Write out all of the entries that follow, word for word, but skip the pictures.
+ + + +
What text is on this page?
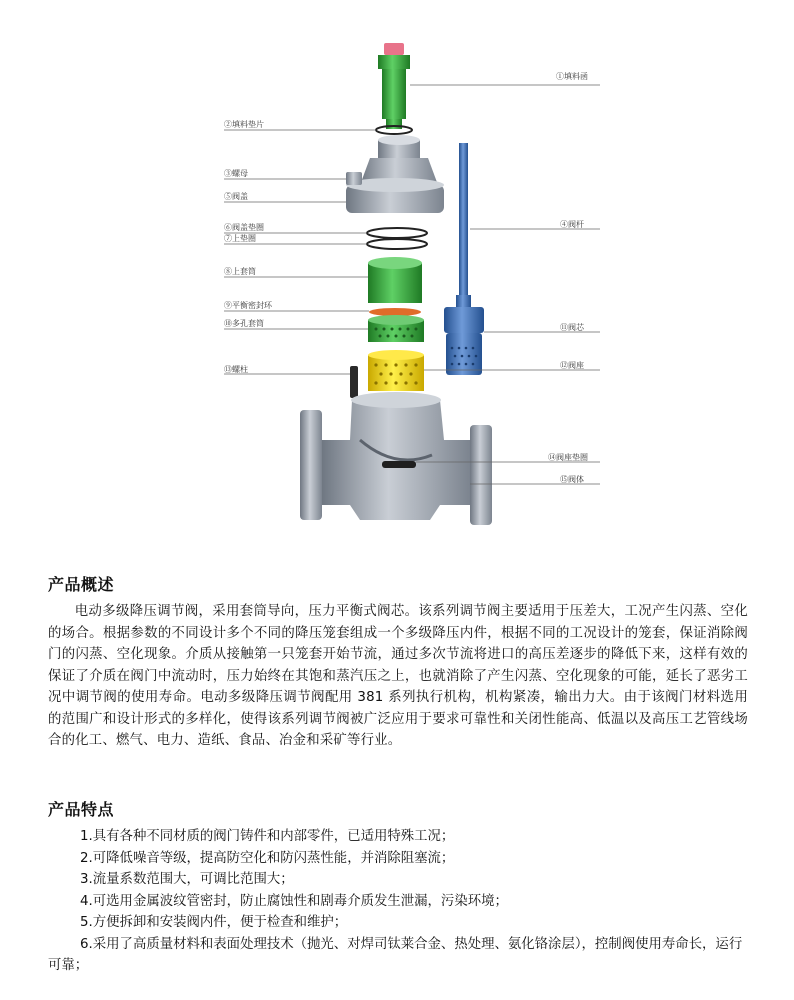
①填料函
②填料垫片
③螺母
④阀杆
⑤阀盖
⑥阀盖垫圈
⑦上垫圈
⑧上套筒
⑨平衡密封环
⑩多孔套筒	⑪阀芯
⑫阀座
⑬螺柱
⑭阀座垫圈
⑮阀体
产品概述

电动多级降压调节阀，采用套筒导向，压力平衡式阀芯。该系列调节阀主要适用于压差大，工况产生闪蒸、空化的场合。根据参数的不同设计多个不同的降压笼套组成一个多级降压内件，根据不同的工况设计的笼套，保证消除阀门的闪蒸、空化现象。介质从接触第一只笼套开始节流，通过多次节流将进口的高压差逐步的降低下来，这样有效的保证了介质在阀门中流动时，压力始终在其饱和蒸汽压之上，也就消除了产生闪蒸、空化现象的可能，延长了恶劣工况中调节阀的使用寿命。电动多级降压调节阀配用 381 系列执行机构，机构紧凑，输出力大。由于该阀门材料选用的范围广和设计形式的多样化，使得该系列调节阀被广泛应用于要求可靠性和关闭性能高、低温以及高压工艺管线场合的化工、燃气、电力、造纸、食品、冶金和采矿等行业。

产品特点
1.具有各种不同材质的阀门铸件和内部零件，已适用特殊工况；
2.可降低噪音等级，提高防空化和防闪蒸性能，并消除阻塞流；
3.流量系数范围大，可调比范围大；
4.可选用金属波纹管密封，防止腐蚀性和剧毒介质发生泄漏，污染环境；
5.方便拆卸和安装阀内件，便于检查和维护；
6.采用了高质量材料和表面处理技术（抛光、对焊司钛莱合金、热处理、氨化铬涂层），控制阀使用寿命长，运行可靠；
+ + + +
#### [Result]
What text is on this page?
①填料函
②填料垫片
③螺母
④阀杆
⑤阀盖
⑥阀盖垫圈
⑦上垫圈
⑧上套筒
⑨平衡密封环
⑩多孔套筒	⑪阀芯
⑫阀座
⑬螺柱
⑭阀座垫圈
⑮阀体
产品概述

电动多级降压调节阀，采用套筒导向，压力平衡式阀芯。该系列调节阀主要适用于压差大，工况产生闪蒸、空化的场合。根据参数的不同设计多个不同的降压笼套组成一个多级降压内件，根据不同的工况设计的笼套，保证消除阀门的闪蒸、空化现象。介质从接触第一只笼套开始节流，通过多次节流将进口的高压差逐步的降低下来，这样有效的保证了介质在阀门中流动时，压力始终在其饱和蒸汽压之上，也就消除了产生闪蒸、空化现象的可能，延长了恶劣工况中调节阀的使用寿命。电动多级降压调节阀配用 381 系列执行机构，机构紧凑，输出力大。由于该阀门材料选用的范围广和设计形式的多样化，使得该系列调节阀被广泛应用于要求可靠性和关闭性能高、低温以及高压工艺管线场合的化工、燃气、电力、造纸、食品、冶金和采矿等行业。

产品特点
1.具有各种不同材质的阀门铸件和内部零件，已适用特殊工况；
2.可降低噪音等级，提高防空化和防闪蒸性能，并消除阻塞流；
3.流量系数范围大，可调比范围大；
4.可选用金属波纹管密封，防止腐蚀性和剧毒介质发生泄漏，污染环境；
5.方便拆卸和安装阀内件，便于检查和维护；
6.采用了高质量材料和表面处理技术（抛光、对焊司钛莱合金、热处理、氨化铬涂层），控制阀使用寿命长，运行可靠；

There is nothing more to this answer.